### Required task
Comb through the entries for "janv" and pull out each line that holds it.

### Listing
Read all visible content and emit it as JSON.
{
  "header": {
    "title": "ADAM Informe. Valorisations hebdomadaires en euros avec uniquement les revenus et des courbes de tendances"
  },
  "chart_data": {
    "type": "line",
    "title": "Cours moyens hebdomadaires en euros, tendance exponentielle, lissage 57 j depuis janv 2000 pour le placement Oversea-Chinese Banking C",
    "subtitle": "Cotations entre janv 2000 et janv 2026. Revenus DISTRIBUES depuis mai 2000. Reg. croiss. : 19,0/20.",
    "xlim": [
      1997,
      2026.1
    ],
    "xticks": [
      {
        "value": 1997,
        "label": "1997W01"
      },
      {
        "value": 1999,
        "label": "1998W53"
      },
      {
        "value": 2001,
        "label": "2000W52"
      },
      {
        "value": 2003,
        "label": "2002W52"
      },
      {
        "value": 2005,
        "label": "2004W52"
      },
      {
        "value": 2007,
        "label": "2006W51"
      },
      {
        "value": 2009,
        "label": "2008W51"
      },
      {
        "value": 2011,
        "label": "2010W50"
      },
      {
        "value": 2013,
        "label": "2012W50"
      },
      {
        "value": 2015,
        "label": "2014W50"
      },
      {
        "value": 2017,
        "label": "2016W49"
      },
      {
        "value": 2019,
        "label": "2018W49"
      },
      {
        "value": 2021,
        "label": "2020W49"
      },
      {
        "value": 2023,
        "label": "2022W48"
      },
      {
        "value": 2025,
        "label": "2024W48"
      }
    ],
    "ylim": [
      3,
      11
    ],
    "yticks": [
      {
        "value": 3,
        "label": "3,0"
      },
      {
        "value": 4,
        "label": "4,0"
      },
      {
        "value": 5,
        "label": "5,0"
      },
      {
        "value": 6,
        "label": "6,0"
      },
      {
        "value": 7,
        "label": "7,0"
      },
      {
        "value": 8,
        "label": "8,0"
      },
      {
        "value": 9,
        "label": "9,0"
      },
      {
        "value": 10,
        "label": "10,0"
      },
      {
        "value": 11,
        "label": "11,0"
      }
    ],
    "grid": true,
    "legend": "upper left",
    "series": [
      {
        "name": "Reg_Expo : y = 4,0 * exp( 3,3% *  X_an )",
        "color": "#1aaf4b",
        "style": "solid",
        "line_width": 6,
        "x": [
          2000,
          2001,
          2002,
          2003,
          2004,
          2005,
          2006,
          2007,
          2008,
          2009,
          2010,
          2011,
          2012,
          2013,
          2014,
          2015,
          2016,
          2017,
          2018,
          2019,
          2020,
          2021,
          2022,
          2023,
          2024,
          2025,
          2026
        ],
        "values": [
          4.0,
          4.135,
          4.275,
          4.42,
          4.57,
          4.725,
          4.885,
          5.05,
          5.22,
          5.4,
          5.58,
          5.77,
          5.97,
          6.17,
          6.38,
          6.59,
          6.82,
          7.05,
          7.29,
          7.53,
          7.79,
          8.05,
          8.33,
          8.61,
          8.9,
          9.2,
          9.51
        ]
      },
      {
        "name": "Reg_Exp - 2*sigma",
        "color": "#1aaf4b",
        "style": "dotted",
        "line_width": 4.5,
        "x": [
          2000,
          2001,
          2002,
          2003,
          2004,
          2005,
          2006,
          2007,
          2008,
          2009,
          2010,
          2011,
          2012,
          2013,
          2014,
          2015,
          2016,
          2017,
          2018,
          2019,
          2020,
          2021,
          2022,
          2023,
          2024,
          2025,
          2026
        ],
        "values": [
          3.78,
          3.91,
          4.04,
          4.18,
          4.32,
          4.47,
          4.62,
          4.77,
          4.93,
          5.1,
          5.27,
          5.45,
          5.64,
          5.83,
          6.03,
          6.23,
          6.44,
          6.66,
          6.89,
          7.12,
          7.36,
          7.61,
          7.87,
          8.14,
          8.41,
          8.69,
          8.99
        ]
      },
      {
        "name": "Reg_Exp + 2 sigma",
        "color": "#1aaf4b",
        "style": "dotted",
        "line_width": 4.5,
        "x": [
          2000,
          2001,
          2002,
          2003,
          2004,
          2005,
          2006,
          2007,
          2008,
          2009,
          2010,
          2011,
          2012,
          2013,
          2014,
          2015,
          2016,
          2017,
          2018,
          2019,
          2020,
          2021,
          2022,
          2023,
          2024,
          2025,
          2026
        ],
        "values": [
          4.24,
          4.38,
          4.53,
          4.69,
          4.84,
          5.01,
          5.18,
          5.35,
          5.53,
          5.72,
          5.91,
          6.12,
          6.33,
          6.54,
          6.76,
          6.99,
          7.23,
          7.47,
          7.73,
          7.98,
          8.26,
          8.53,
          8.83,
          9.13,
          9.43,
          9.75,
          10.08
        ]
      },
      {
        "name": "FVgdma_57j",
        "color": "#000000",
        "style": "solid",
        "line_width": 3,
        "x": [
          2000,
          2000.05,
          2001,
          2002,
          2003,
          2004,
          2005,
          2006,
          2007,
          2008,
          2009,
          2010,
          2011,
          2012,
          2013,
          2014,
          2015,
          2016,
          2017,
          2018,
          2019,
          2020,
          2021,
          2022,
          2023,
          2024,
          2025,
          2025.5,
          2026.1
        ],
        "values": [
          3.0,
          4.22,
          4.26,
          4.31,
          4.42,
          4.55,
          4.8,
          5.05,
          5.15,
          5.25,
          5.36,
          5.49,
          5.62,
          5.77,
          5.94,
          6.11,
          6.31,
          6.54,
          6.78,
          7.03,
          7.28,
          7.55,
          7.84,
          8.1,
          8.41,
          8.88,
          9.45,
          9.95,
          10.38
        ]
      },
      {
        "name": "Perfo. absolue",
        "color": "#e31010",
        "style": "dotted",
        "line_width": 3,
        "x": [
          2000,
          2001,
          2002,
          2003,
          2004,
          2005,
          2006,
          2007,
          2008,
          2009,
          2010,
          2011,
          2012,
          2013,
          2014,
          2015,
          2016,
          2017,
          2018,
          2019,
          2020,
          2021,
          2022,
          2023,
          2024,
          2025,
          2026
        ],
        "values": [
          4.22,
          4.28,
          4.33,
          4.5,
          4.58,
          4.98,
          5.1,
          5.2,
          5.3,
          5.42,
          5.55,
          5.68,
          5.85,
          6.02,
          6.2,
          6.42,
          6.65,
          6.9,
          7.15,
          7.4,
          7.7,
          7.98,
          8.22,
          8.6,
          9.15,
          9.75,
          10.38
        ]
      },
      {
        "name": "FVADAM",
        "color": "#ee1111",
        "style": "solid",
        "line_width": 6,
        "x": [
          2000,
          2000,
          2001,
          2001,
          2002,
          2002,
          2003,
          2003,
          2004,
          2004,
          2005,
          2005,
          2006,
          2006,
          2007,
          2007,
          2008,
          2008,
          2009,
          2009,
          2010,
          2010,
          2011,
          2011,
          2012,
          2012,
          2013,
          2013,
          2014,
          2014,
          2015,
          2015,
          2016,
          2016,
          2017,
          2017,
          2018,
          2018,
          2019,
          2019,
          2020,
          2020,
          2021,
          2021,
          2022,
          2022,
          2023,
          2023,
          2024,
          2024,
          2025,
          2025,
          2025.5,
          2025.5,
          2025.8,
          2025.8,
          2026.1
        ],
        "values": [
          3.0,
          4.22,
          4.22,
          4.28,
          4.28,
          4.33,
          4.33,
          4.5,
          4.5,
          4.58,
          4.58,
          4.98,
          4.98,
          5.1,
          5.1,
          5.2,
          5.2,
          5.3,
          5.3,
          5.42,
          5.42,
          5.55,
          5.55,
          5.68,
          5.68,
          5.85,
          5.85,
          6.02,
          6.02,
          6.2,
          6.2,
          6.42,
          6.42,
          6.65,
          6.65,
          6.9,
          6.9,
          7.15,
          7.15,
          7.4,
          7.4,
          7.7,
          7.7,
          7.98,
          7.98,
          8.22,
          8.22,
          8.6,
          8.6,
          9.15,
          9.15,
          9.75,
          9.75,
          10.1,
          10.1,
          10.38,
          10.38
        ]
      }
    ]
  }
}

### Correct answer
    "title": "Cours moyens hebdomadaires en euros, tendance exponentielle, lissage 57 j depuis janv 2000 pour le placement Oversea-Chinese Banking C",
    "subtitle": "Cotations entre janv 2000 et janv 2026. Revenus DISTRIBUES depuis mai 2000. Reg. croiss. : 19,0/20.",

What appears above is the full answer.